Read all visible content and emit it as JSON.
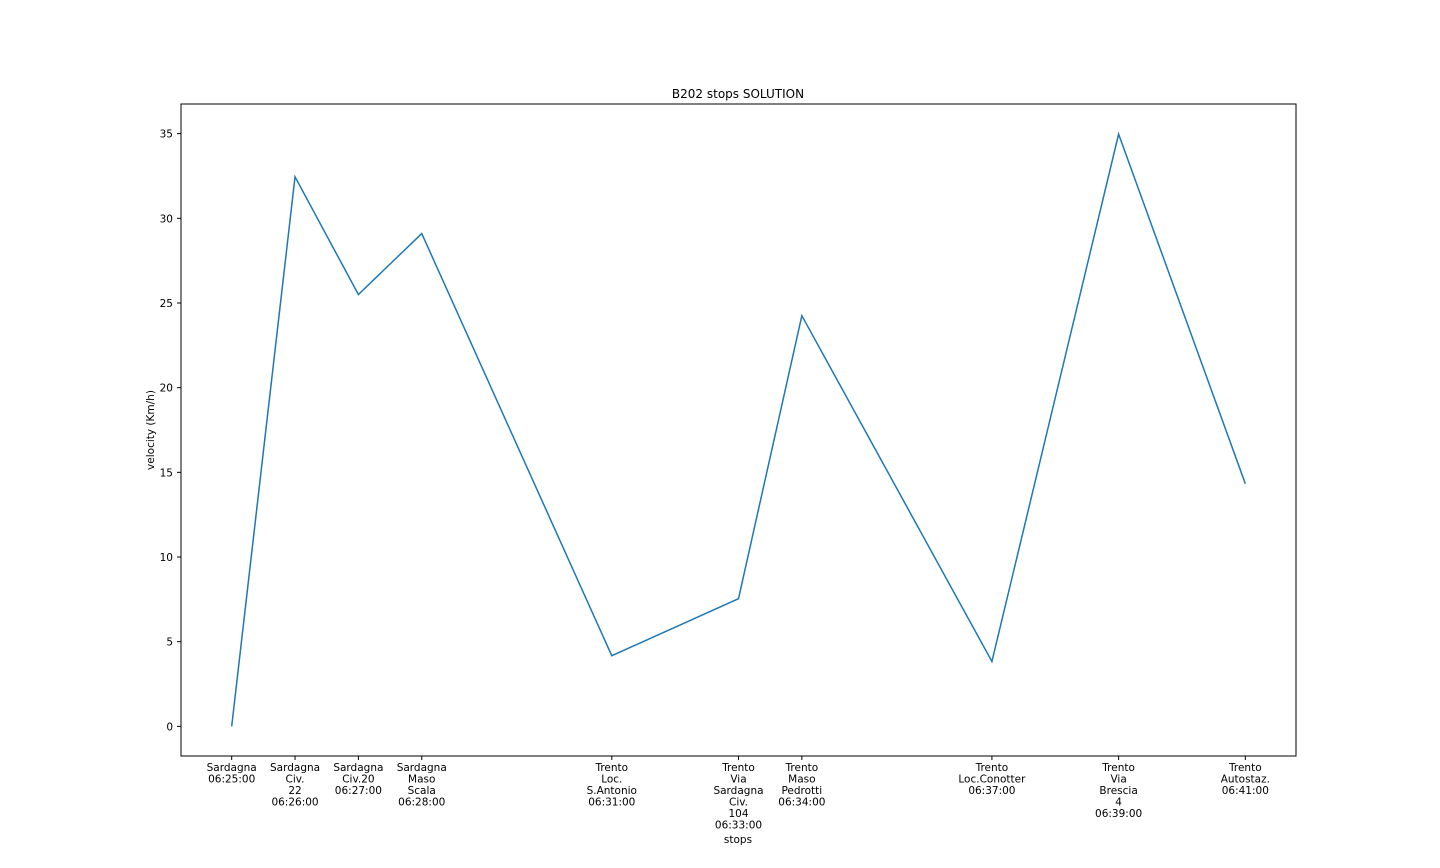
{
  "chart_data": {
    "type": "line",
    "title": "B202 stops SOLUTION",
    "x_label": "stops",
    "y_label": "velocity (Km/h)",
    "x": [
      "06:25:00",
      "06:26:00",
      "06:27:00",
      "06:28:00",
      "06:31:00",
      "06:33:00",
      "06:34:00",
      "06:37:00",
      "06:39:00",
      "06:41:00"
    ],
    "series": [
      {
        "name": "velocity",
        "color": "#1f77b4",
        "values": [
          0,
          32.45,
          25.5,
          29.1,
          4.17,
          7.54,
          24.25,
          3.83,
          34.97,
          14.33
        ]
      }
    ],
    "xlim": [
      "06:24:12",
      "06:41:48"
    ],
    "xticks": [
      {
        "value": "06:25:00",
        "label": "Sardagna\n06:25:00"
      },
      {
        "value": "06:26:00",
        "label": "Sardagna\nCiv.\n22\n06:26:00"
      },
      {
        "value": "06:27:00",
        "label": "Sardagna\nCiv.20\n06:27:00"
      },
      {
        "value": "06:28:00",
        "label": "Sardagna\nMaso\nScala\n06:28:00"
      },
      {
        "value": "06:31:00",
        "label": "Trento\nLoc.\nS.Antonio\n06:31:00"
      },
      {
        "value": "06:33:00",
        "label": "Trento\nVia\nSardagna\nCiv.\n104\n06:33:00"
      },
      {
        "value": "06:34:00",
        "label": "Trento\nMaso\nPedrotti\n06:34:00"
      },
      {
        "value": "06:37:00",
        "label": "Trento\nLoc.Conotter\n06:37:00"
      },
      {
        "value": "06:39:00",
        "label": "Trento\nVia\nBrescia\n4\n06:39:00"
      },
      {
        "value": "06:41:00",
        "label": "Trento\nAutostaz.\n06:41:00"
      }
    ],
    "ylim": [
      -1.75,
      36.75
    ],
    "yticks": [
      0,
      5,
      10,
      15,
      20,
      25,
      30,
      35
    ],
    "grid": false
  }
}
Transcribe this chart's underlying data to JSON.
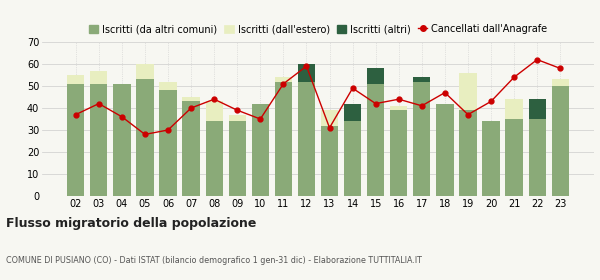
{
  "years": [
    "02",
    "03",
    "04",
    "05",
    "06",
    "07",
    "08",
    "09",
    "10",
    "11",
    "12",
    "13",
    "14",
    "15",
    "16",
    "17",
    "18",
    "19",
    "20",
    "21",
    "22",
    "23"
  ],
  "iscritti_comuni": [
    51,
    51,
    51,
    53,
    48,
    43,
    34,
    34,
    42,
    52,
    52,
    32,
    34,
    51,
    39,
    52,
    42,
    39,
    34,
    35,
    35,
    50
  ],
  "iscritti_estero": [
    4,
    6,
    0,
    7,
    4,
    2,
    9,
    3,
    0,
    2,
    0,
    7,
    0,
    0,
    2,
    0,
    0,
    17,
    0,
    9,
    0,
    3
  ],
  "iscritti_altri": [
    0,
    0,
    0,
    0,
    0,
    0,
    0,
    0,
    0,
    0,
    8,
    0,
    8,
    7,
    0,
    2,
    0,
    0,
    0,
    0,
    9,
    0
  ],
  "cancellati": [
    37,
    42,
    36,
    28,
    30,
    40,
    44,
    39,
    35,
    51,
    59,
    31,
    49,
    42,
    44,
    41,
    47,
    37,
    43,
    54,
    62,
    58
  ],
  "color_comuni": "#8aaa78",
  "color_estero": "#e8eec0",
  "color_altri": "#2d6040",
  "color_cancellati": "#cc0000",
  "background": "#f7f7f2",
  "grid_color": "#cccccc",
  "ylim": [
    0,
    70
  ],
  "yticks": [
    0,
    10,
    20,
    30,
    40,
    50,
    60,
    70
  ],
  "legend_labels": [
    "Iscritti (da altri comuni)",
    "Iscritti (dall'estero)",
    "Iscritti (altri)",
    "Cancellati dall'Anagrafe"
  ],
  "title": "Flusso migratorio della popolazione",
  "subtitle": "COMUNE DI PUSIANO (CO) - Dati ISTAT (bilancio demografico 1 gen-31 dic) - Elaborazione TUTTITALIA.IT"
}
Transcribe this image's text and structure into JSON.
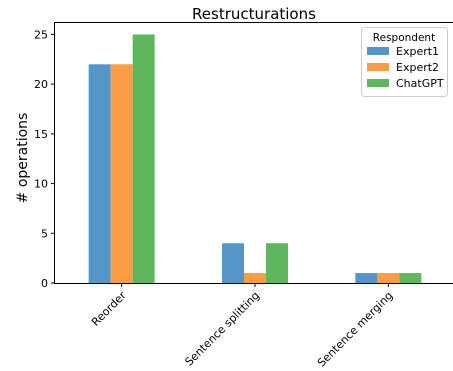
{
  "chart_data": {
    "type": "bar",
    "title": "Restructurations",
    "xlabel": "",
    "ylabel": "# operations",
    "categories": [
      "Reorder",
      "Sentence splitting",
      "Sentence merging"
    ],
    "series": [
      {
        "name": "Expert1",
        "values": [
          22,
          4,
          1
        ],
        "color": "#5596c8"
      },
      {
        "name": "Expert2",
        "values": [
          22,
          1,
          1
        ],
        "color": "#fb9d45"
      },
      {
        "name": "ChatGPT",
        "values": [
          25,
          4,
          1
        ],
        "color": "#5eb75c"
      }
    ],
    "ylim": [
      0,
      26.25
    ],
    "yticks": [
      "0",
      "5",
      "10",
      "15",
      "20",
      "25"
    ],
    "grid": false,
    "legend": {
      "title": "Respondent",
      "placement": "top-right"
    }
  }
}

- - -

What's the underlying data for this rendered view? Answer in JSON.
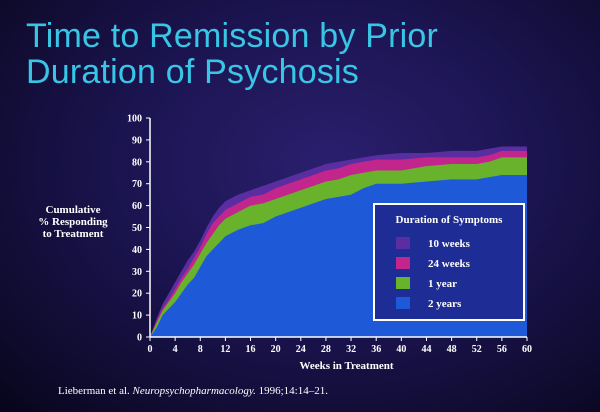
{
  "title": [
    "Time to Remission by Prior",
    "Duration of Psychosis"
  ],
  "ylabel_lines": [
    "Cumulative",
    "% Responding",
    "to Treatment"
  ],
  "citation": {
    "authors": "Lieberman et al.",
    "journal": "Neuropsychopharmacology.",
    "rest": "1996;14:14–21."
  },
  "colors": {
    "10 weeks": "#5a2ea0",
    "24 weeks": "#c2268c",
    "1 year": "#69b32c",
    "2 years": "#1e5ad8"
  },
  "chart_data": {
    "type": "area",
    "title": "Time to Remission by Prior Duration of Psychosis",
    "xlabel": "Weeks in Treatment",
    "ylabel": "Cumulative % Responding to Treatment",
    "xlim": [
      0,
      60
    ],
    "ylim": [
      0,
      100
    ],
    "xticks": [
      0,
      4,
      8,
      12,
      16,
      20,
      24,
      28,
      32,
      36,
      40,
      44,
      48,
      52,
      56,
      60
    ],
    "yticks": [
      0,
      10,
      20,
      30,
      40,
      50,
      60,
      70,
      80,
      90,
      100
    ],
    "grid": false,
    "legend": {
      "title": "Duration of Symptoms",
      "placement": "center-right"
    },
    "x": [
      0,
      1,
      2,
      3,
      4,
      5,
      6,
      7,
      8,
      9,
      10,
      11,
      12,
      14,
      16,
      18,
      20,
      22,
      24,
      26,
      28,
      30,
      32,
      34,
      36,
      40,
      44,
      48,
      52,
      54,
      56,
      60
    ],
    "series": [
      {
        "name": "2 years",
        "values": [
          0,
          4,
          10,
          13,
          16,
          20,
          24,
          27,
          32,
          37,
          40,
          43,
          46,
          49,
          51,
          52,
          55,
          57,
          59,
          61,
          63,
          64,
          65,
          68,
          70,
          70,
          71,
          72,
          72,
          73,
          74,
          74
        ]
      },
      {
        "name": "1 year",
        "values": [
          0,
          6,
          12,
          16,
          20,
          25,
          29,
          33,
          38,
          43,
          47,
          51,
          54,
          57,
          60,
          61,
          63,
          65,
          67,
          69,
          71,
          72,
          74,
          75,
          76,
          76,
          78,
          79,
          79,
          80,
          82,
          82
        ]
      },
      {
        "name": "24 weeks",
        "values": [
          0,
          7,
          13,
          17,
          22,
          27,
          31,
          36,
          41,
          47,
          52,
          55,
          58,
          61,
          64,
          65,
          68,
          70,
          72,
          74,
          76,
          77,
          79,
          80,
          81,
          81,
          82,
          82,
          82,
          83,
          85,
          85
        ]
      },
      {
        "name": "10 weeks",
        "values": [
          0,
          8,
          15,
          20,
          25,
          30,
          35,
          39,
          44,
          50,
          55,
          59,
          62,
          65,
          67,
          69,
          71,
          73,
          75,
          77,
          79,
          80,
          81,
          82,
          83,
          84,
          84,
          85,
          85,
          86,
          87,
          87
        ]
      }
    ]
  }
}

- - -

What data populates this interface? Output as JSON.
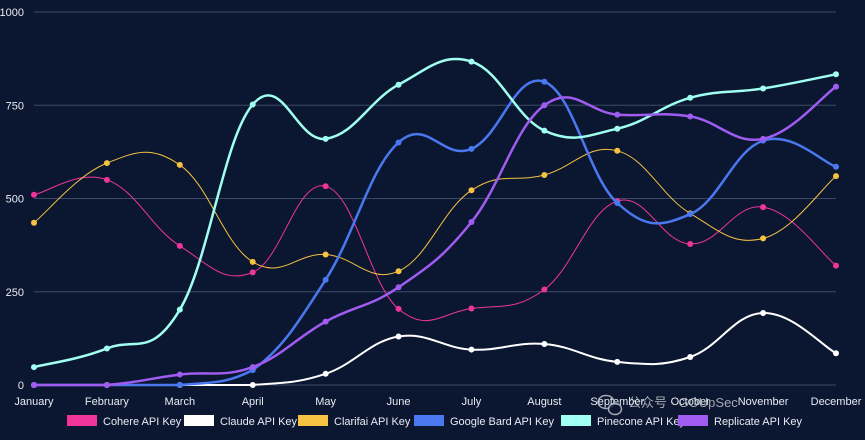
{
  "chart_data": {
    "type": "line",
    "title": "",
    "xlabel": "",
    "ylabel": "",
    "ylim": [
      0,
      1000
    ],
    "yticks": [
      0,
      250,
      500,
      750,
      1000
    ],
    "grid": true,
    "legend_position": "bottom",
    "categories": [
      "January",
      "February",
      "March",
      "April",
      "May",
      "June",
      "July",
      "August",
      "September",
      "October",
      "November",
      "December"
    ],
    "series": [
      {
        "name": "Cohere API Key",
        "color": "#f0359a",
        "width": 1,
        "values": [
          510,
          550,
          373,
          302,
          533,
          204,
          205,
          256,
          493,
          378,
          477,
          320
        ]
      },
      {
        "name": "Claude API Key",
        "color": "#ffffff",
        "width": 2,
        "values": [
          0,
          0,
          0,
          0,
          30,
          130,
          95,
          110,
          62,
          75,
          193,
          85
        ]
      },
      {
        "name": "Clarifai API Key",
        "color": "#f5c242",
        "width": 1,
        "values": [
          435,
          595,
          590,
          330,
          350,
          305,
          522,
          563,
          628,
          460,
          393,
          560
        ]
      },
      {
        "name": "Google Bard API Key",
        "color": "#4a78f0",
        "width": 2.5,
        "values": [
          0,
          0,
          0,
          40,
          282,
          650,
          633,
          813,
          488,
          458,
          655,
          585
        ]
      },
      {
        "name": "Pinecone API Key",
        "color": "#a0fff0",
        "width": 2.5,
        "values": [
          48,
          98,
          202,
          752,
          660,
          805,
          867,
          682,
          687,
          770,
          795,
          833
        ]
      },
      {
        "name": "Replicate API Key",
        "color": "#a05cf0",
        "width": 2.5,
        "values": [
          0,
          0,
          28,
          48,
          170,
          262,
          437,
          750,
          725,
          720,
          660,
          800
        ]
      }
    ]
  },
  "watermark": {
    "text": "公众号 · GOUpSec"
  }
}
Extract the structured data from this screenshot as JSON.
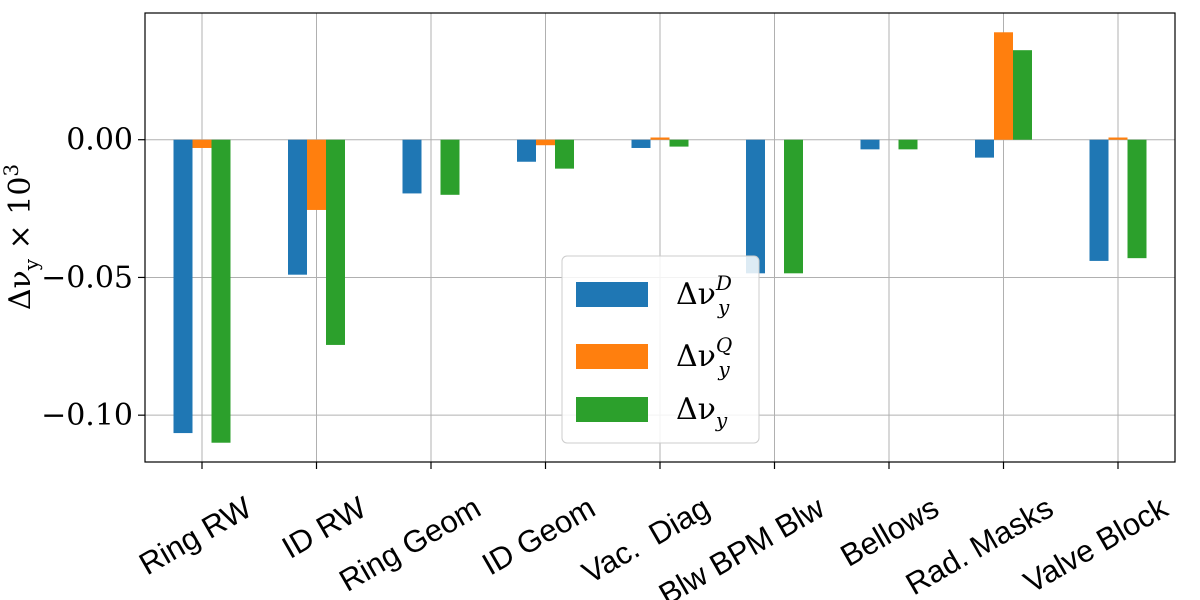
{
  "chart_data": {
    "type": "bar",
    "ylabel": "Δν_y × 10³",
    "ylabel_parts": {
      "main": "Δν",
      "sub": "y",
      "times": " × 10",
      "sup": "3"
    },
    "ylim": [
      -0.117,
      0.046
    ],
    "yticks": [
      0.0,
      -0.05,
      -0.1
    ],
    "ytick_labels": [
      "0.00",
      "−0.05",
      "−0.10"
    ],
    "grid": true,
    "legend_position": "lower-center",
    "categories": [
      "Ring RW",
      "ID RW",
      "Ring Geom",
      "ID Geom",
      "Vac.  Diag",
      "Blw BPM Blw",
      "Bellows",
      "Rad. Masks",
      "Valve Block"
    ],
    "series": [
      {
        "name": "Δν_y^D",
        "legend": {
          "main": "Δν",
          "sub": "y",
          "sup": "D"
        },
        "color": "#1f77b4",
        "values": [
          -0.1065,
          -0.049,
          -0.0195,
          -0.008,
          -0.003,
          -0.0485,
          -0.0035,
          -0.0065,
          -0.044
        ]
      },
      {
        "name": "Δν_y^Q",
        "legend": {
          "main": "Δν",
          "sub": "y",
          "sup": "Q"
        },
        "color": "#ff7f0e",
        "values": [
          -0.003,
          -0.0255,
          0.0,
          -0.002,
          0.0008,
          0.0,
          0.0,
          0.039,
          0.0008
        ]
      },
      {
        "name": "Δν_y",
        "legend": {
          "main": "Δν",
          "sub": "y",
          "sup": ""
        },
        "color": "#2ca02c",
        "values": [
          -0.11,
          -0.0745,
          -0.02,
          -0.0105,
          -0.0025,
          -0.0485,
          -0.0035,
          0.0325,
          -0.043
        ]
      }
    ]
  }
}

- - -

- Written task
Scan the material above. Copy each line where "right" occurs.

- Result of this exercise
      "placement": "top-right"
      "placement": "center-right"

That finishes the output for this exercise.